▸ Stated problem
Below are records. Copy every line with "Performance" in it.

▸ Working data
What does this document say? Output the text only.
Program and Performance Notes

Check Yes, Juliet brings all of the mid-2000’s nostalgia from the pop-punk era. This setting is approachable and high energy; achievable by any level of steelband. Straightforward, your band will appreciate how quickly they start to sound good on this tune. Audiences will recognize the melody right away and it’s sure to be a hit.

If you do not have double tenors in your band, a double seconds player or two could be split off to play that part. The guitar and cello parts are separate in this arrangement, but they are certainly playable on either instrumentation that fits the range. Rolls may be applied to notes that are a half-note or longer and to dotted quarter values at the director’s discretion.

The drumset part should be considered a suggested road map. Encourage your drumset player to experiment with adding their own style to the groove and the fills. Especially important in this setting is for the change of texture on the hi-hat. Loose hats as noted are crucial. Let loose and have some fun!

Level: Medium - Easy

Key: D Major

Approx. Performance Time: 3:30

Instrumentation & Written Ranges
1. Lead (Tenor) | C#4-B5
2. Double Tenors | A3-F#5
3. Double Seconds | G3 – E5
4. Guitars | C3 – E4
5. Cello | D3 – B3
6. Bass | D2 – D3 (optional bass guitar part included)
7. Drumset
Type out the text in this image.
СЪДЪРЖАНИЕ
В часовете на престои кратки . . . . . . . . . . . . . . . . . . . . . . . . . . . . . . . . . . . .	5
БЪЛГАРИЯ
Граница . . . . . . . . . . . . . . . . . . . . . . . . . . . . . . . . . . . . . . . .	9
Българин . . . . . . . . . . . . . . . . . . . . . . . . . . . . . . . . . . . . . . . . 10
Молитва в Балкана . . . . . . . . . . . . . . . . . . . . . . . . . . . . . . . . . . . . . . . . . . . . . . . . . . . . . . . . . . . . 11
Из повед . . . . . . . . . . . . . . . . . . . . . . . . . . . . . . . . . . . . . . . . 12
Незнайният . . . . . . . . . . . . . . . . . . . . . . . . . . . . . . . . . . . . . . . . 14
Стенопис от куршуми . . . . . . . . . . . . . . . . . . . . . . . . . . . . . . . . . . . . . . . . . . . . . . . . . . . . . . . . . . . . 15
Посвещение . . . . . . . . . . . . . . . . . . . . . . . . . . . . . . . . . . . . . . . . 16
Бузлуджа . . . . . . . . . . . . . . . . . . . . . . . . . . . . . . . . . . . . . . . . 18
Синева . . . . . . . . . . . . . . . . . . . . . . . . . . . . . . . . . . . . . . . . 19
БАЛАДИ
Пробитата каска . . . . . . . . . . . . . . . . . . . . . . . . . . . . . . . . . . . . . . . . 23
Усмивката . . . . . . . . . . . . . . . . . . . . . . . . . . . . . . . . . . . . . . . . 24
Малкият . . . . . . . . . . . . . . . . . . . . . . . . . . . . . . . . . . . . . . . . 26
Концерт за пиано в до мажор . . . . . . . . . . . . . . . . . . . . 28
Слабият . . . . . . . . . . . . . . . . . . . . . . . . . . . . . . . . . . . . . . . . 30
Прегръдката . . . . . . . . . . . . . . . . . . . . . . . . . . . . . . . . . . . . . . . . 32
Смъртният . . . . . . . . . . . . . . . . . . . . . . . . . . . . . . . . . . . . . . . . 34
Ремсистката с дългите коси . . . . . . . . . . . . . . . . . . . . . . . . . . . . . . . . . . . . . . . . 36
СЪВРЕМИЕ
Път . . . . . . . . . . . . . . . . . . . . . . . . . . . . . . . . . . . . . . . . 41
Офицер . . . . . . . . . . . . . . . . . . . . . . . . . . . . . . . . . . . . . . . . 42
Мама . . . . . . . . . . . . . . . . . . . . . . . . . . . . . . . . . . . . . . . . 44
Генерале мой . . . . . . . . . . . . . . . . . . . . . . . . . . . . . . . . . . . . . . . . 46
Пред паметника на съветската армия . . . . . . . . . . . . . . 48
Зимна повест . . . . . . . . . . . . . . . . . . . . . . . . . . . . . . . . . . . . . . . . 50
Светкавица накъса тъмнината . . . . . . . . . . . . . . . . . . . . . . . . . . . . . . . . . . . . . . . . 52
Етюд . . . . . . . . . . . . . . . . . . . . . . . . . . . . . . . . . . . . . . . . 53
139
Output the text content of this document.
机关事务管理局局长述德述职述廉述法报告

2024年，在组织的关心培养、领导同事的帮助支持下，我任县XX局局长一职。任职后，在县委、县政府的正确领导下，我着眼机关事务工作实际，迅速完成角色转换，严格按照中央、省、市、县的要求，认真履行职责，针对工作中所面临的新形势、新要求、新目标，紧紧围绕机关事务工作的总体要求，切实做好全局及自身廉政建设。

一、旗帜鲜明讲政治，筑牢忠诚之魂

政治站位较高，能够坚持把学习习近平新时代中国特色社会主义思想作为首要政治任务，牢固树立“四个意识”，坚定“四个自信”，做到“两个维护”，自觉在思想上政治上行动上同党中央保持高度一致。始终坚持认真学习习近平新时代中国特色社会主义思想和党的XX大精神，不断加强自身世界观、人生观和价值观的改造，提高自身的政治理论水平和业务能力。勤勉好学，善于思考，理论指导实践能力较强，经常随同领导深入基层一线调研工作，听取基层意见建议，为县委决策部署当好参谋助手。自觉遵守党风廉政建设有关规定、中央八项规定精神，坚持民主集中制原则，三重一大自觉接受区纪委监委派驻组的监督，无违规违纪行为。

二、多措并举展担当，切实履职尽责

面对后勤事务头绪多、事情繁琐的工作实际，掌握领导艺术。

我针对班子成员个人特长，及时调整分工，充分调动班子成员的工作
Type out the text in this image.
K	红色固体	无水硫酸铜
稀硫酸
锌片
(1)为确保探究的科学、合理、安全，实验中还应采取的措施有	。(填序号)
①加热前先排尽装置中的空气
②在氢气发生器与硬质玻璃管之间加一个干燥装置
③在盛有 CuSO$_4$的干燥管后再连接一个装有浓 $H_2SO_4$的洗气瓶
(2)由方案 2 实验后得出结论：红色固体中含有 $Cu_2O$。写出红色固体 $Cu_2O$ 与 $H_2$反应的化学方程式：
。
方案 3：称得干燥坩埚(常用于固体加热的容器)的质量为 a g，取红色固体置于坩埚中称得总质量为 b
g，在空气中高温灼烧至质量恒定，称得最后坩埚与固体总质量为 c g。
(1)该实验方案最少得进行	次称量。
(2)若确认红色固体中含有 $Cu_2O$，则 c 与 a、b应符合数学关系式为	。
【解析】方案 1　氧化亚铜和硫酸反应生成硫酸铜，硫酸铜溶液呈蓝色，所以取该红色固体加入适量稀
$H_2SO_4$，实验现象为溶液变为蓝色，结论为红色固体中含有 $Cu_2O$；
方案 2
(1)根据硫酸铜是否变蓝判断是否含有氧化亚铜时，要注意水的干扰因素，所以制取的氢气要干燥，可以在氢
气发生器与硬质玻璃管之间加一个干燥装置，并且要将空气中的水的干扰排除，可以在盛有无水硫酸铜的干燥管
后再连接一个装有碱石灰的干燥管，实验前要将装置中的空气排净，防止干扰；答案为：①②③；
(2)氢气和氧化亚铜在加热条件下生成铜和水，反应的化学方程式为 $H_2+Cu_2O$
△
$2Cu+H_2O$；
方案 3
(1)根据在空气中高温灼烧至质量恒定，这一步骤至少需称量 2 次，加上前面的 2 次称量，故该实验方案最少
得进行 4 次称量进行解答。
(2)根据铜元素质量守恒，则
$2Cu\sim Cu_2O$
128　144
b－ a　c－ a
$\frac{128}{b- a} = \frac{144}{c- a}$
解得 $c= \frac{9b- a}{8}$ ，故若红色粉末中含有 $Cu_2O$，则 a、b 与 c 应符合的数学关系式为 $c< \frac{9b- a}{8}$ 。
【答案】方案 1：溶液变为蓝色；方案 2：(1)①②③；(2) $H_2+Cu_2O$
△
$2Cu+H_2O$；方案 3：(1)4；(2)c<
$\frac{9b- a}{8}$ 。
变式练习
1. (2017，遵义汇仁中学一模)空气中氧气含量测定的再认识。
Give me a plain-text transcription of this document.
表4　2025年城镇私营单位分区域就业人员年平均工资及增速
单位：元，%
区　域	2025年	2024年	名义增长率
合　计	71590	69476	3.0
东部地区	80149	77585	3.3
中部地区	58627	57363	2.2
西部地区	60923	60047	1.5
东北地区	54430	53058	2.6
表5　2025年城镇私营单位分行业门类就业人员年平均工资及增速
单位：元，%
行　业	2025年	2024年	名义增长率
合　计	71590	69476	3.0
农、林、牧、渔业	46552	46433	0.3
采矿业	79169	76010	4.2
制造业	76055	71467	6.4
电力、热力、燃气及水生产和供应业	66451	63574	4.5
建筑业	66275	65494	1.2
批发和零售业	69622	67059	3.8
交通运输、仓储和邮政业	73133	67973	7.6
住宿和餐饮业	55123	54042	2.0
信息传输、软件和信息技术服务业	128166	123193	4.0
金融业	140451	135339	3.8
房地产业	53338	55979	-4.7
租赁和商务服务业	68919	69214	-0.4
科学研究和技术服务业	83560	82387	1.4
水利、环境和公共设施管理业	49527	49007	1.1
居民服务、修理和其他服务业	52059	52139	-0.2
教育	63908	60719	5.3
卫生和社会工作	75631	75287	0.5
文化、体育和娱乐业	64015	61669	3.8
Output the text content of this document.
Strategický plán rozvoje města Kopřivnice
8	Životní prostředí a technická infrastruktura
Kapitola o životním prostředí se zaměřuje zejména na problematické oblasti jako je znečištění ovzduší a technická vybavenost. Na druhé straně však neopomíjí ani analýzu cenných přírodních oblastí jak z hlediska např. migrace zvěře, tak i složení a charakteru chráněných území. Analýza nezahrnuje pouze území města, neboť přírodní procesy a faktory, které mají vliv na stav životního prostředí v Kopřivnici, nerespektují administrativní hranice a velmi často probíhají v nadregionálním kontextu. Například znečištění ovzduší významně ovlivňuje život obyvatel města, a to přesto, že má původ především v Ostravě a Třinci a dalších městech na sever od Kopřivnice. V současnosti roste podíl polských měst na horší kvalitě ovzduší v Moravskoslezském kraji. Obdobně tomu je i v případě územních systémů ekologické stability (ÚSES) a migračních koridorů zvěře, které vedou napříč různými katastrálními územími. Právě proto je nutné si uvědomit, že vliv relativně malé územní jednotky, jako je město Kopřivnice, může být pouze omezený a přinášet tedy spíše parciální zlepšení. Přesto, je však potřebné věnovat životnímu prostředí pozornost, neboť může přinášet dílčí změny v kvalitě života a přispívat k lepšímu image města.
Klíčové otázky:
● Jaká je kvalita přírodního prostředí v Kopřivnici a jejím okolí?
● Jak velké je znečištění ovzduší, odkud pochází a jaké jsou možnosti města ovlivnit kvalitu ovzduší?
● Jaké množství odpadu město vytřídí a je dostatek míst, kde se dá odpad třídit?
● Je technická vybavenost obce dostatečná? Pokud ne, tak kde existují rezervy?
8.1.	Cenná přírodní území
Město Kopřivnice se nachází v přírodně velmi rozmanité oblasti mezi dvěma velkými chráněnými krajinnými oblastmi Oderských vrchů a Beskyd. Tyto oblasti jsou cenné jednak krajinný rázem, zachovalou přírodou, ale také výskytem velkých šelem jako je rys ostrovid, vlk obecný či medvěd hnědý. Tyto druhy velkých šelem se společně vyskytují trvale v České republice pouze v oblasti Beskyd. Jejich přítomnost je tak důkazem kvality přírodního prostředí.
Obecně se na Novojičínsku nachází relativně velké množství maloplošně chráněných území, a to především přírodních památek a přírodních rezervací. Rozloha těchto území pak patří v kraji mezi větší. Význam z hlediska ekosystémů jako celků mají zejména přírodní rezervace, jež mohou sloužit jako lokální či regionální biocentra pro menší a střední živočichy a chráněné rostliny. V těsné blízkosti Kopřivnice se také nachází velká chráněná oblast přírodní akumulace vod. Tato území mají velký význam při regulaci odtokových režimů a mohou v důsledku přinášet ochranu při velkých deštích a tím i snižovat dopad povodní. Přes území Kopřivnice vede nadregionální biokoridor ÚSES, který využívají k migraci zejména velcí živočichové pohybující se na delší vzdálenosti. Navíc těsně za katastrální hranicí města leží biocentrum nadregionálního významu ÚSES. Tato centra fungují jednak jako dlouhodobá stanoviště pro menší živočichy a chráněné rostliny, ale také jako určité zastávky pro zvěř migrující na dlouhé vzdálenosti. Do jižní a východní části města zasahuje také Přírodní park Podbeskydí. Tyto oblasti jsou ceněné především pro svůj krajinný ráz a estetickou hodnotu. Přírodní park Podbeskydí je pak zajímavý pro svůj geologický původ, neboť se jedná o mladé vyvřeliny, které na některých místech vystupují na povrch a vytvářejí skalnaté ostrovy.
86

▸ Correct response
Program and Performance Notes
Approx. Performance Time: 3:30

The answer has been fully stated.